# START OF RECORDS FOR PROCESSING

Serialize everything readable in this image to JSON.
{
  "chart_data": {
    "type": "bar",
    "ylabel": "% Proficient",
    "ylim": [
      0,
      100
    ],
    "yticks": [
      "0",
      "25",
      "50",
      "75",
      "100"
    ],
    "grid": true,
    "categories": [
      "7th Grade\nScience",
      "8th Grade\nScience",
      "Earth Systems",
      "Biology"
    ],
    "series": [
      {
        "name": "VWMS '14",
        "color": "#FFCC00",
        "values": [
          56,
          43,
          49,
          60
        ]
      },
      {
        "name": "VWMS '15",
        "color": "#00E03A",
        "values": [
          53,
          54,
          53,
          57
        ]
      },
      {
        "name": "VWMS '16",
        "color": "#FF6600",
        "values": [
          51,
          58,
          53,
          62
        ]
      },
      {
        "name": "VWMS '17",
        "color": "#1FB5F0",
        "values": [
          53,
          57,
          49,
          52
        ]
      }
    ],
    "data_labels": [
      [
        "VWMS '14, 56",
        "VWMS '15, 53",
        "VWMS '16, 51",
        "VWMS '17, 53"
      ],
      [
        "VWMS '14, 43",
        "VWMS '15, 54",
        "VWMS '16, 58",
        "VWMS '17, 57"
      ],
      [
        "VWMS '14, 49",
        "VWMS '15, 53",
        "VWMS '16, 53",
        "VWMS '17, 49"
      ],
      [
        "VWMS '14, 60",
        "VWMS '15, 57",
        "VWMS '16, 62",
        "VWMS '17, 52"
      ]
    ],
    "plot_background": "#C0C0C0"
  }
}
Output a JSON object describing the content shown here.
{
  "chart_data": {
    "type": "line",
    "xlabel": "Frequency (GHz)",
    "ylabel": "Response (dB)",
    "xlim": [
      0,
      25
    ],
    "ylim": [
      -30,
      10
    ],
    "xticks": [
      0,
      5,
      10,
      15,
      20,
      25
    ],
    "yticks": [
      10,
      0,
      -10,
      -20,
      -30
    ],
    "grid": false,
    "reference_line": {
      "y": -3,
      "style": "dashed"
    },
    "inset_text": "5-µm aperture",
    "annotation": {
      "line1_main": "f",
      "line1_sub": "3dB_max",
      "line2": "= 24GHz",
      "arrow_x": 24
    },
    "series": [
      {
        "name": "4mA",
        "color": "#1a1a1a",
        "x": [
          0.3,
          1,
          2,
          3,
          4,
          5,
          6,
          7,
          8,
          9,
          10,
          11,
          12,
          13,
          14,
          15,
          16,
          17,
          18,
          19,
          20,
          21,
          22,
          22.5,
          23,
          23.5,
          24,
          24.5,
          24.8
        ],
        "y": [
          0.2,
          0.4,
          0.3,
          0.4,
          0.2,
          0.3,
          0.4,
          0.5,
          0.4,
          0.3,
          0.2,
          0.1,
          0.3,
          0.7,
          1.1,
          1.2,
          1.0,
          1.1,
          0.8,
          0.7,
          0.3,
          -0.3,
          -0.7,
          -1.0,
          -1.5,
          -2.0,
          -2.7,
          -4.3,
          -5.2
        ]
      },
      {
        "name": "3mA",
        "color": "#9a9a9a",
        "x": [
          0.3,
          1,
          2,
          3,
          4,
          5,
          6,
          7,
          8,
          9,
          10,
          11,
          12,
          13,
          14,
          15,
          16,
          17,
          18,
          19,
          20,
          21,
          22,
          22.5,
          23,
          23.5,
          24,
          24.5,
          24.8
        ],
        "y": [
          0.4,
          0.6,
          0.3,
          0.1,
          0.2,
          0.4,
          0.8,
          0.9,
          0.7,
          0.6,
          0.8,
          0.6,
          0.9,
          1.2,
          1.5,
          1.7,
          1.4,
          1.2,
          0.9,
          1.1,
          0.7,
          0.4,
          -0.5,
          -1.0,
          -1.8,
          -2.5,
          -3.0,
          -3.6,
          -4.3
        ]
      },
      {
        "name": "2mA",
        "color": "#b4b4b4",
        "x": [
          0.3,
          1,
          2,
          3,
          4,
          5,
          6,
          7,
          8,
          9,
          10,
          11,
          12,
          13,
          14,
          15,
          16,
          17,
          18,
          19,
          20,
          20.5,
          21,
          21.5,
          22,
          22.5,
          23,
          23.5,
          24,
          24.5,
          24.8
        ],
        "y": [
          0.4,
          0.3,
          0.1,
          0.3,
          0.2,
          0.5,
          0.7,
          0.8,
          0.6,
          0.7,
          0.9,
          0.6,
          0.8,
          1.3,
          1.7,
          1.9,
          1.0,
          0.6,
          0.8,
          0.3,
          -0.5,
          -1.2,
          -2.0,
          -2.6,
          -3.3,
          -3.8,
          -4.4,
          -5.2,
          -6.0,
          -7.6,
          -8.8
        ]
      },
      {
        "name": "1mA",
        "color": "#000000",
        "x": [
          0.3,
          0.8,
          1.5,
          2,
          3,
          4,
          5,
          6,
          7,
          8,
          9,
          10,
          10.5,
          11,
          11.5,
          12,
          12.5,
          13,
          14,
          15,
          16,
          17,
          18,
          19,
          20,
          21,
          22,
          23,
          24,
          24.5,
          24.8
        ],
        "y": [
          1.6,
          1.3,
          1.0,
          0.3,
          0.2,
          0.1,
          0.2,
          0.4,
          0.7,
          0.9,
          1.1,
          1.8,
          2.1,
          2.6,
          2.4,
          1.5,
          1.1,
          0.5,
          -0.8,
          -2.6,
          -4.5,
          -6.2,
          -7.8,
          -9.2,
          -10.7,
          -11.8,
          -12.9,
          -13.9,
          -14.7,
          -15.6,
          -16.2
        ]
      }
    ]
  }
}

# END OF RECORDS FOR PROCESSING

**STATED GOAL:** Restate the listing in full, word for word.

**ANSWER TO THIS TASK:**
Serialize everything readable in this image to JSON.
{
  "chart_data": {
    "type": "bar",
    "ylabel": "% Proficient",
    "ylim": [
      0,
      100
    ],
    "yticks": [
      "0",
      "25",
      "50",
      "75",
      "100"
    ],
    "grid": true,
    "categories": [
      "7th Grade\nScience",
      "8th Grade\nScience",
      "Earth Systems",
      "Biology"
    ],
    "series": [
      {
        "name": "VWMS '14",
        "color": "#FFCC00",
        "values": [
          56,
          43,
          49,
          60
        ]
      },
      {
        "name": "VWMS '15",
        "color": "#00E03A",
        "values": [
          53,
          54,
          53,
          57
        ]
      },
      {
        "name": "VWMS '16",
        "color": "#FF6600",
        "values": [
          51,
          58,
          53,
          62
        ]
      },
      {
        "name": "VWMS '17",
        "color": "#1FB5F0",
        "values": [
          53,
          57,
          49,
          52
        ]
      }
    ],
    "data_labels": [
      [
        "VWMS '14, 56",
        "VWMS '15, 53",
        "VWMS '16, 51",
        "VWMS '17, 53"
      ],
      [
        "VWMS '14, 43",
        "VWMS '15, 54",
        "VWMS '16, 58",
        "VWMS '17, 57"
      ],
      [
        "VWMS '14, 49",
        "VWMS '15, 53",
        "VWMS '16, 53",
        "VWMS '17, 49"
      ],
      [
        "VWMS '14, 60",
        "VWMS '15, 57",
        "VWMS '16, 62",
        "VWMS '17, 52"
      ]
    ],
    "plot_background": "#C0C0C0"
  }
}
Output a JSON object describing the content shown here.
{
  "chart_data": {
    "type": "line",
    "xlabel": "Frequency (GHz)",
    "ylabel": "Response (dB)",
    "xlim": [
      0,
      25
    ],
    "ylim": [
      -30,
      10
    ],
    "xticks": [
      0,
      5,
      10,
      15,
      20,
      25
    ],
    "yticks": [
      10,
      0,
      -10,
      -20,
      -30
    ],
    "grid": false,
    "reference_line": {
      "y": -3,
      "style": "dashed"
    },
    "inset_text": "5-µm aperture",
    "annotation": {
      "line1_main": "f",
      "line1_sub": "3dB_max",
      "line2": "= 24GHz",
      "arrow_x": 24
    },
    "series": [
      {
        "name": "4mA",
        "color": "#1a1a1a",
        "x": [
          0.3,
          1,
          2,
          3,
          4,
          5,
          6,
          7,
          8,
          9,
          10,
          11,
          12,
          13,
          14,
          15,
          16,
          17,
          18,
          19,
          20,
          21,
          22,
          22.5,
          23,
          23.5,
          24,
          24.5,
          24.8
        ],
        "y": [
          0.2,
          0.4,
          0.3,
          0.4,
          0.2,
          0.3,
          0.4,
          0.5,
          0.4,
          0.3,
          0.2,
          0.1,
          0.3,
          0.7,
          1.1,
          1.2,
          1.0,
          1.1,
          0.8,
          0.7,
          0.3,
          -0.3,
          -0.7,
          -1.0,
          -1.5,
          -2.0,
          -2.7,
          -4.3,
          -5.2
        ]
      },
      {
        "name": "3mA",
        "color": "#9a9a9a",
        "x": [
          0.3,
          1,
          2,
          3,
          4,
          5,
          6,
          7,
          8,
          9,
          10,
          11,
          12,
          13,
          14,
          15,
          16,
          17,
          18,
          19,
          20,
          21,
          22,
          22.5,
          23,
          23.5,
          24,
          24.5,
          24.8
        ],
        "y": [
          0.4,
          0.6,
          0.3,
          0.1,
          0.2,
          0.4,
          0.8,
          0.9,
          0.7,
          0.6,
          0.8,
          0.6,
          0.9,
          1.2,
          1.5,
          1.7,
          1.4,
          1.2,
          0.9,
          1.1,
          0.7,
          0.4,
          -0.5,
          -1.0,
          -1.8,
          -2.5,
          -3.0,
          -3.6,
          -4.3
        ]
      },
      {
        "name": "2mA",
        "color": "#b4b4b4",
        "x": [
          0.3,
          1,
          2,
          3,
          4,
          5,
          6,
          7,
          8,
          9,
          10,
          11,
          12,
          13,
          14,
          15,
          16,
          17,
          18,
          19,
          20,
          20.5,
          21,
          21.5,
          22,
          22.5,
          23,
          23.5,
          24,
          24.5,
          24.8
        ],
        "y": [
          0.4,
          0.3,
          0.1,
          0.3,
          0.2,
          0.5,
          0.7,
          0.8,
          0.6,
          0.7,
          0.9,
          0.6,
          0.8,
          1.3,
          1.7,
          1.9,
          1.0,
          0.6,
          0.8,
          0.3,
          -0.5,
          -1.2,
          -2.0,
          -2.6,
          -3.3,
          -3.8,
          -4.4,
          -5.2,
          -6.0,
          -7.6,
          -8.8
        ]
      },
      {
        "name": "1mA",
        "color": "#000000",
        "x": [
          0.3,
          0.8,
          1.5,
          2,
          3,
          4,
          5,
          6,
          7,
          8,
          9,
          10,
          10.5,
          11,
          11.5,
          12,
          12.5,
          13,
          14,
          15,
          16,
          17,
          18,
          19,
          20,
          21,
          22,
          23,
          24,
          24.5,
          24.8
        ],
        "y": [
          1.6,
          1.3,
          1.0,
          0.3,
          0.2,
          0.1,
          0.2,
          0.4,
          0.7,
          0.9,
          1.1,
          1.8,
          2.1,
          2.6,
          2.4,
          1.5,
          1.1,
          0.5,
          -0.8,
          -2.6,
          -4.5,
          -6.2,
          -7.8,
          -9.2,
          -10.7,
          -11.8,
          -12.9,
          -13.9,
          -14.7,
          -15.6,
          -16.2
        ]
      }
    ]
  }
}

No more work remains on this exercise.